§ **YOUR INSTRUCTIONS**
Strip the pictures and reproduce the rest of the listing exactly.

-------- RECORDS FOR THIS EXERCISE

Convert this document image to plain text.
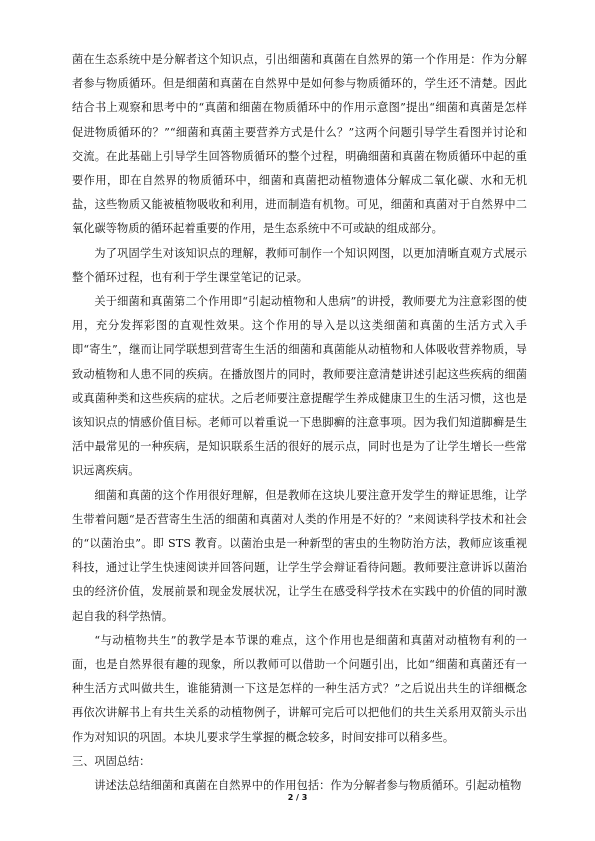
菌在生态系统中是分解者这个知识点，引出细菌和真菌在自然界的第一个作用是：作为分解者参与物质循环。但是细菌和真菌在自然界中是如何参与物质循环的，学生还不清楚。因此结合书上观察和思考中的“真菌和细菌在物质循环中的作用示意图”提出“细菌和真菌是怎样促进物质循环的？”“细菌和真菌主要营养方式是什么？”这两个问题引导学生看图并讨论和交流。在此基础上引导学生回答物质循环的整个过程，明确细菌和真菌在物质循环中起的重要作用，即在自然界的物质循环中，细菌和真菌把动植物遗体分解成二氧化碳、水和无机盐，这些物质又能被植物吸收和利用，进而制造有机物。可见，细菌和真菌对于自然界中二氧化碳等物质的循环起着重要的作用，是生态系统中不可或缺的组成部分。

为了巩固学生对该知识点的理解，教师可制作一个知识网图，以更加清晰直观方式展示整个循环过程，也有利于学生课堂笔记的记录。

关于细菌和真菌第二个作用即“引起动植物和人患病”的讲授，教师要尤为注意彩图的使用，充分发挥彩图的直观性效果。这个作用的导入是以这类细菌和真菌的生活方式入手即“寄生”，继而让同学联想到营寄生生活的细菌和真菌能从动植物和人体吸收营养物质，导致动植物和人患不同的疾病。在播放图片的同时，教师要注意清楚讲述引起这些疾病的细菌或真菌种类和这些疾病的症状。之后老师要注意提醒学生养成健康卫生的生活习惯，这也是该知识点的情感价值目标。老师可以着重说一下患脚癣的注意事项。因为我们知道脚癣是生活中最常见的一种疾病，是知识联系生活的很好的展示点，同时也是为了让学生增长一些常识远离疾病。

细菌和真菌的这个作用很好理解，但是教师在这块儿要注意开发学生的辩证思维，让学生带着问题“是否营寄生生活的细菌和真菌对人类的作用是不好的？”来阅读科学技术和社会的“以菌治虫”。即 STS 教育。以菌治虫是一种新型的害虫的生物防治方法，教师应该重视科技，通过让学生快速阅读并回答问题，让学生学会辩证看待问题。教师要注意讲诉以菌治虫的经济价值，发展前景和现金发展状况，让学生在感受科学技术在实践中的价值的同时激起自我的科学热情。

“与动植物共生”的教学是本节课的难点，这个作用也是细菌和真菌对动植物有利的一面，也是自然界很有趣的现象，所以教师可以借助一个问题引出，比如“细菌和真菌还有一种生活方式叫做共生，谁能猜测一下这是怎样的一种生活方式？”之后说出共生的详细概念再依次讲解书上有共生关系的动植物例子，讲解可完后可以把他们的共生关系用双箭头示出作为对知识的巩固。本块儿要求学生掌握的概念较多，时间安排可以稍多些。

三、巩固总结：

讲述法总结细菌和真菌在自然界中的作用包括：作为分解者参与物质循环。引起动植物

2 / 3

----------------

§ **ANSWER**
Convert this document image to plain text.
菌在生态系统中是分解者这个知识点，引出细菌和真菌在自然界的第一个作用是：作为分解者参与物质循环。但是细菌和真菌在自然界中是如何参与物质循环的，学生还不清楚。因此结合书上观察和思考中的“真菌和细菌在物质循环中的作用示意图”提出“细菌和真菌是怎样促进物质循环的？”“细菌和真菌主要营养方式是什么？”这两个问题引导学生看图并讨论和交流。在此基础上引导学生回答物质循环的整个过程，明确细菌和真菌在物质循环中起的重要作用，即在自然界的物质循环中，细菌和真菌把动植物遗体分解成二氧化碳、水和无机盐，这些物质又能被植物吸收和利用，进而制造有机物。可见，细菌和真菌对于自然界中二氧化碳等物质的循环起着重要的作用，是生态系统中不可或缺的组成部分。

为了巩固学生对该知识点的理解，教师可制作一个知识网图，以更加清晰直观方式展示整个循环过程，也有利于学生课堂笔记的记录。

关于细菌和真菌第二个作用即“引起动植物和人患病”的讲授，教师要尤为注意彩图的使用，充分发挥彩图的直观性效果。这个作用的导入是以这类细菌和真菌的生活方式入手即“寄生”，继而让同学联想到营寄生生活的细菌和真菌能从动植物和人体吸收营养物质，导致动植物和人患不同的疾病。在播放图片的同时，教师要注意清楚讲述引起这些疾病的细菌或真菌种类和这些疾病的症状。之后老师要注意提醒学生养成健康卫生的生活习惯，这也是该知识点的情感价值目标。老师可以着重说一下患脚癣的注意事项。因为我们知道脚癣是生活中最常见的一种疾病，是知识联系生活的很好的展示点，同时也是为了让学生增长一些常识远离疾病。

细菌和真菌的这个作用很好理解，但是教师在这块儿要注意开发学生的辩证思维，让学生带着问题“是否营寄生生活的细菌和真菌对人类的作用是不好的？”来阅读科学技术和社会的“以菌治虫”。即 STS 教育。以菌治虫是一种新型的害虫的生物防治方法，教师应该重视科技，通过让学生快速阅读并回答问题，让学生学会辩证看待问题。教师要注意讲诉以菌治虫的经济价值，发展前景和现金发展状况，让学生在感受科学技术在实践中的价值的同时激起自我的科学热情。

“与动植物共生”的教学是本节课的难点，这个作用也是细菌和真菌对动植物有利的一面，也是自然界很有趣的现象，所以教师可以借助一个问题引出，比如“细菌和真菌还有一种生活方式叫做共生，谁能猜测一下这是怎样的一种生活方式？”之后说出共生的详细概念再依次讲解书上有共生关系的动植物例子，讲解可完后可以把他们的共生关系用双箭头示出作为对知识的巩固。本块儿要求学生掌握的概念较多，时间安排可以稍多些。

三、巩固总结：

讲述法总结细菌和真菌在自然界中的作用包括：作为分解者参与物质循环。引起动植物

2 / 3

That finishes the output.